• [EXERCISE DIRECTIONS] Pick out every line that holds the string "title" and copy it.

(A block of data)
★ ★ ★ ★ ★

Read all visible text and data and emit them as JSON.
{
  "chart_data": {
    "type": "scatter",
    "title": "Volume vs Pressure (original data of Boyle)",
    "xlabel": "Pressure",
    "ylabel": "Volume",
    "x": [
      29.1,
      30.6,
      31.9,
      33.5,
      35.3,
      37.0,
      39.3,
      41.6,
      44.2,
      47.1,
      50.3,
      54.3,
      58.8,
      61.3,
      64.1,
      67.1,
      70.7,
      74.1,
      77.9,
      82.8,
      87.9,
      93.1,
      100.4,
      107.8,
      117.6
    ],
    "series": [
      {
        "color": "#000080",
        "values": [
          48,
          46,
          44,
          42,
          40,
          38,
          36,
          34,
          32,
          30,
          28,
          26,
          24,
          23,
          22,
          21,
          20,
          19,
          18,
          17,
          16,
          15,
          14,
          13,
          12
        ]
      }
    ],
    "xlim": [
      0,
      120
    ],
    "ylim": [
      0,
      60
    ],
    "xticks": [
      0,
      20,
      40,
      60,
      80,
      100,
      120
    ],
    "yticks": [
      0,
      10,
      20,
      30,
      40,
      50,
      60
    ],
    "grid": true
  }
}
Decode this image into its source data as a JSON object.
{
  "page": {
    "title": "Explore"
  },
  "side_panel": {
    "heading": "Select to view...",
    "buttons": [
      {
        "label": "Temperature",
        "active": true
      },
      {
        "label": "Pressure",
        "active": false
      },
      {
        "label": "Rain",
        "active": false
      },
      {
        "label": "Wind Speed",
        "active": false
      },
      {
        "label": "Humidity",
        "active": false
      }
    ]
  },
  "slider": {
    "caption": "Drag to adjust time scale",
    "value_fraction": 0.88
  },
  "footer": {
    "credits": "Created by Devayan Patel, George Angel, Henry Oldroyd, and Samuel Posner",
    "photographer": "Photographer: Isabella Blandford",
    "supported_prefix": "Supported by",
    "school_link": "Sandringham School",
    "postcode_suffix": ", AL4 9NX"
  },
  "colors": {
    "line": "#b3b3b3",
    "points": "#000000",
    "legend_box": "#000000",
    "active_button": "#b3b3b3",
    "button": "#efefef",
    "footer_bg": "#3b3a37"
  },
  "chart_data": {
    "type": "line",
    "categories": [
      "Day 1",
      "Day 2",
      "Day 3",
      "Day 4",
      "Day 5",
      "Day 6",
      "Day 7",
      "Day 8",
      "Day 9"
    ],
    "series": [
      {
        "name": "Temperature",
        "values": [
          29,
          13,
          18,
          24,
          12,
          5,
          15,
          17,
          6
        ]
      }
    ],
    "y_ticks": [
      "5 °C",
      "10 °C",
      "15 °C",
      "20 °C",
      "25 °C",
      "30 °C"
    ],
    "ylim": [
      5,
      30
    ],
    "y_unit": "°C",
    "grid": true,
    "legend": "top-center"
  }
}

★ ★ ★ ★ ★

• [FINAL RESULT]
    "title": "Volume vs Pressure (original data of Boyle)",
    "title": "Explore"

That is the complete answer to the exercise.